_Set problem_: Collect each line of the entries that holds the string "JSON".

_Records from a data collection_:

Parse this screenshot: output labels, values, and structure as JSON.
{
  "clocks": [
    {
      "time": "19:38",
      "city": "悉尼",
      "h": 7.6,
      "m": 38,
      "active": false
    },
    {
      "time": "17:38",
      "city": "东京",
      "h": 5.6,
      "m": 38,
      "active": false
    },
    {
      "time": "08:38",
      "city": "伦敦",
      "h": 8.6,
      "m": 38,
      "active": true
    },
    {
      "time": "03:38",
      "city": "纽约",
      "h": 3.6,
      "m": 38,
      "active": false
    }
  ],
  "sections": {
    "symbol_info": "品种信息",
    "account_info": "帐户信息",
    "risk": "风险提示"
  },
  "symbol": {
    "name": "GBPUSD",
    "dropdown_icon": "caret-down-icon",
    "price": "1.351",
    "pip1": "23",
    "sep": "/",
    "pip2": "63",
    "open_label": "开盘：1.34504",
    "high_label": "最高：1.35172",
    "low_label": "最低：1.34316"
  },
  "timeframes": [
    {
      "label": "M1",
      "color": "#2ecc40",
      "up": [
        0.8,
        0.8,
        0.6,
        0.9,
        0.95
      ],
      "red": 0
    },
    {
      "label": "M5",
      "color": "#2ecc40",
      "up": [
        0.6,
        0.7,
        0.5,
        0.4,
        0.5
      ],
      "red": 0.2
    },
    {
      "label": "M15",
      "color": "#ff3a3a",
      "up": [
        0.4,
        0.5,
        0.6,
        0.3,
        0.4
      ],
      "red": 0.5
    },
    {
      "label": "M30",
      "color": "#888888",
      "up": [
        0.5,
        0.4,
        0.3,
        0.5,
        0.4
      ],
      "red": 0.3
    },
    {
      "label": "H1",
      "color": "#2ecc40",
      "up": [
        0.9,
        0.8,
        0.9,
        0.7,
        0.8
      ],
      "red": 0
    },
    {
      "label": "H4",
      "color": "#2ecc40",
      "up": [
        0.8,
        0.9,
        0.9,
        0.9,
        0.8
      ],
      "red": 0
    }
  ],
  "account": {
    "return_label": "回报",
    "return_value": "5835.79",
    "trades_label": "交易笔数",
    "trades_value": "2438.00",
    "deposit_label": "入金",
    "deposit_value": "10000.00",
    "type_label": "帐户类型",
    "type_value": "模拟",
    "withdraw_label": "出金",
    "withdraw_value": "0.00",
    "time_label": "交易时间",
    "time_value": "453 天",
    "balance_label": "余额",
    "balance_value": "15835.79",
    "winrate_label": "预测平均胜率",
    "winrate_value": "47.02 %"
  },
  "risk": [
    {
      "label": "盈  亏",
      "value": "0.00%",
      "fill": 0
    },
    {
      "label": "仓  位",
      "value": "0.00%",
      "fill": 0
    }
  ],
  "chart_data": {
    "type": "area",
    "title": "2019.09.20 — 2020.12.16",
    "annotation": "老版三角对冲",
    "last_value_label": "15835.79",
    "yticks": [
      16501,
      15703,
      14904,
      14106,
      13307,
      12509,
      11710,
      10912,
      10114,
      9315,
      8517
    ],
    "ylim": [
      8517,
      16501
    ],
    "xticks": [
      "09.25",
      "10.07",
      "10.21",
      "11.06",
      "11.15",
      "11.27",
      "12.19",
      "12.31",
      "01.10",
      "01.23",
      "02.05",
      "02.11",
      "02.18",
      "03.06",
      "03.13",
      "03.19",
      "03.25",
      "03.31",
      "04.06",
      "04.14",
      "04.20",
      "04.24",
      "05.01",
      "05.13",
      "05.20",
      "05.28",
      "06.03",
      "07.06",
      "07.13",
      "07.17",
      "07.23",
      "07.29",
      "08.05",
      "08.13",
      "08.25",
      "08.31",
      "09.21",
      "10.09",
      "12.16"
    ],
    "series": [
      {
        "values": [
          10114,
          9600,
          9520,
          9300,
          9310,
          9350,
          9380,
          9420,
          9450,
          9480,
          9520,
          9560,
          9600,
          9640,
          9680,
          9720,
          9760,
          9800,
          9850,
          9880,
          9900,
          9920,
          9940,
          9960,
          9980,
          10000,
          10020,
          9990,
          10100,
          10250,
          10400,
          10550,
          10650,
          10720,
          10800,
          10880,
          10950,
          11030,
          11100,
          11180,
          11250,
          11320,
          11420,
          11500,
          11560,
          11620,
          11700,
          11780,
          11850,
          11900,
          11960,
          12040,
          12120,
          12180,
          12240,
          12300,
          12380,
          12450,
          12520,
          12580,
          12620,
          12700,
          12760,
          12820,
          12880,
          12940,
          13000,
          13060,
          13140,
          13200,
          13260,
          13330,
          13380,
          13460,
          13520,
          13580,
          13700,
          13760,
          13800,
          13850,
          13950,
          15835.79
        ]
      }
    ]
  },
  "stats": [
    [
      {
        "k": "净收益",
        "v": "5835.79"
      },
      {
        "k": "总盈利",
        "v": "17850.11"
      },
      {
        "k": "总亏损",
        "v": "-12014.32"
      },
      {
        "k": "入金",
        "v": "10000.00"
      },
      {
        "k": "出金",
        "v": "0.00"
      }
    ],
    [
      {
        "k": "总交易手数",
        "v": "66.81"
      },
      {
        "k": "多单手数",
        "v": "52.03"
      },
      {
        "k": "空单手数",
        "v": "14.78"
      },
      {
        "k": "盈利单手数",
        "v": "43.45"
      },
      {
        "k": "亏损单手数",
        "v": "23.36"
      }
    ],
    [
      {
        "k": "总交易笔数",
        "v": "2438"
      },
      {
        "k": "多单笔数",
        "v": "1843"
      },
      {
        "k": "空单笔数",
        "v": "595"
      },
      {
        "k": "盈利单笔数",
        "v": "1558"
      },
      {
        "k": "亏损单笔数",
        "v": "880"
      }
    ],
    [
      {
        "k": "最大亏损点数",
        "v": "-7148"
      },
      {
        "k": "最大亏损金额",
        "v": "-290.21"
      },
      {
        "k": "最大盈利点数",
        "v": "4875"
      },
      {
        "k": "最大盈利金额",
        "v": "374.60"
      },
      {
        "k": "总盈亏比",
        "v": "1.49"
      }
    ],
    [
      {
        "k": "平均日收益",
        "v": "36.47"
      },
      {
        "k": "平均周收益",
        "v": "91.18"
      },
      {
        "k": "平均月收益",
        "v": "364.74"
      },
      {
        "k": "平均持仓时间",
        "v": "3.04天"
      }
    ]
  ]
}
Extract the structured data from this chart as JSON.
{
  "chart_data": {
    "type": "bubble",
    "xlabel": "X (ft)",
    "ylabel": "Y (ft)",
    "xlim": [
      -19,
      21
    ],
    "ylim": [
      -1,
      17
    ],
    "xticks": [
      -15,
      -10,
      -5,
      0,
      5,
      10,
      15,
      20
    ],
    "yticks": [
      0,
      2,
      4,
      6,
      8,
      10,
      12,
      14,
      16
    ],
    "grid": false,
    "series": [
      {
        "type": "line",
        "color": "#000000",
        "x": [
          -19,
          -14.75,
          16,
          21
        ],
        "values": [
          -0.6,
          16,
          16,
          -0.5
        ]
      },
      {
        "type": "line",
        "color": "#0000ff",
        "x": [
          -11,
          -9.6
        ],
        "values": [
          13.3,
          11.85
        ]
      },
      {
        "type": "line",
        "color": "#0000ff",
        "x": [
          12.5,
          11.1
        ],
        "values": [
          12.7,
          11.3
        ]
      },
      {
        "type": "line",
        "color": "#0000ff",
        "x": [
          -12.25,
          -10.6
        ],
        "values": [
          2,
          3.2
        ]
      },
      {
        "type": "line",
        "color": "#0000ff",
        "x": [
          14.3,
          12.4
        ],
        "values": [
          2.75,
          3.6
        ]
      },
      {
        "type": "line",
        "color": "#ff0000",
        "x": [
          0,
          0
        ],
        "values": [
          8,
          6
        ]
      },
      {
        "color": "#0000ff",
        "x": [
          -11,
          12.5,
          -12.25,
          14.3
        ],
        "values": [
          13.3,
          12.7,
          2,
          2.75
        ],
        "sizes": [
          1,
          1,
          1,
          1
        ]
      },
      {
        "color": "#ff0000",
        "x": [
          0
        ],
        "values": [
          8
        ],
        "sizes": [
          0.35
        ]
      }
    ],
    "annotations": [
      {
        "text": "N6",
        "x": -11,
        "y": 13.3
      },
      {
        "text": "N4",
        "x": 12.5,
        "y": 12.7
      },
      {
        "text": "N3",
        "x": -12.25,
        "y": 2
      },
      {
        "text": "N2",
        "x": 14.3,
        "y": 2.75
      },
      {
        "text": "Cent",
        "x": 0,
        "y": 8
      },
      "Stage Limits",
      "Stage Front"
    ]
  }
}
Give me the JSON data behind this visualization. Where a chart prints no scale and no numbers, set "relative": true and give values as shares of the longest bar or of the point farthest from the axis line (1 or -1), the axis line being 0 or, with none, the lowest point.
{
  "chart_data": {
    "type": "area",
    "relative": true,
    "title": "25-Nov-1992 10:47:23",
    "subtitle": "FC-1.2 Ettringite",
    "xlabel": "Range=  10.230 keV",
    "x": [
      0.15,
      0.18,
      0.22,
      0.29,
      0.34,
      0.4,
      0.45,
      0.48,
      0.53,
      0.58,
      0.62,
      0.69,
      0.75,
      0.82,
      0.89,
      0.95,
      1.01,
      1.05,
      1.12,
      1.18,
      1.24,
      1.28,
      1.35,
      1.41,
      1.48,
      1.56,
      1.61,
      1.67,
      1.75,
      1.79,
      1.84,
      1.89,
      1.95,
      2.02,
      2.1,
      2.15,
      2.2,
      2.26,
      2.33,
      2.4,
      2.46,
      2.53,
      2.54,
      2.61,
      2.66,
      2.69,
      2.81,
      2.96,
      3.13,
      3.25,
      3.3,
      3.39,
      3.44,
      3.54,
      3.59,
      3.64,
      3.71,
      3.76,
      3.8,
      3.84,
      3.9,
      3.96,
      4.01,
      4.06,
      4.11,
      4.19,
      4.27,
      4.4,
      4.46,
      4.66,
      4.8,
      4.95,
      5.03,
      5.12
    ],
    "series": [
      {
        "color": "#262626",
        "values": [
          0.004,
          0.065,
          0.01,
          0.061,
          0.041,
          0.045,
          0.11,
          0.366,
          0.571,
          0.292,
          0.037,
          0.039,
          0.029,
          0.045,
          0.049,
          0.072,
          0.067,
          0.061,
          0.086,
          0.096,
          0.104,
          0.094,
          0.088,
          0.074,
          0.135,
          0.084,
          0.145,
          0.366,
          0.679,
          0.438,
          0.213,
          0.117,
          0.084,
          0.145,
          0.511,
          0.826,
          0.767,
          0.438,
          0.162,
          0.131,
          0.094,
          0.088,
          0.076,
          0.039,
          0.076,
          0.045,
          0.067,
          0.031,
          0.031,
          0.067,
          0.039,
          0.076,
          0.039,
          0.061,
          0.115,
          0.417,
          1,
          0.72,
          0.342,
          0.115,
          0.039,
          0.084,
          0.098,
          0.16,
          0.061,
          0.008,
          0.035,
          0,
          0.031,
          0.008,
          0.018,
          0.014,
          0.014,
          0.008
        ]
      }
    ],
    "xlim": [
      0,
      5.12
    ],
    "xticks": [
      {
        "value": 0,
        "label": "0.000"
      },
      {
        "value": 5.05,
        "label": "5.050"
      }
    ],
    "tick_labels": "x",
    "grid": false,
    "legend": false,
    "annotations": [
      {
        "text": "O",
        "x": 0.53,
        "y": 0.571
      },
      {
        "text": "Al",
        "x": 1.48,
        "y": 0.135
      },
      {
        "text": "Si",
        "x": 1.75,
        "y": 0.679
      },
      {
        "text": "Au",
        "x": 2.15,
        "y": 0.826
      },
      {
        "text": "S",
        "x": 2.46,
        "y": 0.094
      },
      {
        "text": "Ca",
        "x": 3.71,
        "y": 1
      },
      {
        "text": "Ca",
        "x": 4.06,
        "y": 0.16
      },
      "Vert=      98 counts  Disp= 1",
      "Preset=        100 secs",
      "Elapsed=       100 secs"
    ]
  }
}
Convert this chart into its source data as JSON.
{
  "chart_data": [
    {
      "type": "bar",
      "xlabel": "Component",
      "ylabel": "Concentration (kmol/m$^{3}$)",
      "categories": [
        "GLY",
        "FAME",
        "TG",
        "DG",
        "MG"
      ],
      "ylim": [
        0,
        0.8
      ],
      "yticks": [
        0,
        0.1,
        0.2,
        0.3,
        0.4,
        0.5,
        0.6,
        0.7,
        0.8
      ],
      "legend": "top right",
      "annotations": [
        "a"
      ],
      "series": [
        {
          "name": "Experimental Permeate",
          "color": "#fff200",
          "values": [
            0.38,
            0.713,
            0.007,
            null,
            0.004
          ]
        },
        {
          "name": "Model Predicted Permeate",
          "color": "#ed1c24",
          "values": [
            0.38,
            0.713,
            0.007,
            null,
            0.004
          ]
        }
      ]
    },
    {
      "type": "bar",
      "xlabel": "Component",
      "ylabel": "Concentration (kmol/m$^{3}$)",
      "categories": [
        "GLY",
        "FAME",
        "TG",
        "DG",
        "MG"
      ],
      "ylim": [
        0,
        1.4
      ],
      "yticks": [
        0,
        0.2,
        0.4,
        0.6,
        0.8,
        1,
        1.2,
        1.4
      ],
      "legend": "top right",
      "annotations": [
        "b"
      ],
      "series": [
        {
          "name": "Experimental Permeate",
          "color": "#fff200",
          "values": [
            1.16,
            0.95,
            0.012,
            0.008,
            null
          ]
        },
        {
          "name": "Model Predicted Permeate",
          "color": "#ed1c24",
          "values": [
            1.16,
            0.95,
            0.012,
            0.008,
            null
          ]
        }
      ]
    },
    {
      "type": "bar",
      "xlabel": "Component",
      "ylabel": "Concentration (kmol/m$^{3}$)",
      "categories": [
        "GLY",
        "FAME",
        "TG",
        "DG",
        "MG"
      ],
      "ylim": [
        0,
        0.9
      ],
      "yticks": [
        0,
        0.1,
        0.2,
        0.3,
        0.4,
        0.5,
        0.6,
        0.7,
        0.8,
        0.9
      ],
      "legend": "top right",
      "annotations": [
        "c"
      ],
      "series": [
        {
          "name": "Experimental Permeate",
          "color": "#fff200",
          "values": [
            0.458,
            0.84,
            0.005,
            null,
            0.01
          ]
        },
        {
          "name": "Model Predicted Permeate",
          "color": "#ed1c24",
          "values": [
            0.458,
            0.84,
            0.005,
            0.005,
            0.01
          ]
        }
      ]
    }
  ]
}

_Expected output_:
Parse this screenshot: output labels, values, and structure as JSON.
Extract the structured data from this chart as JSON.
Give me the JSON data behind this visualization. Where a chart prints no scale and no numbers, set "relative": true and give values as shares of the longest bar or of the point farthest from the axis line (1 or -1), the axis line being 0 or, with none, the lowest point.
Convert this chart into its source data as JSON.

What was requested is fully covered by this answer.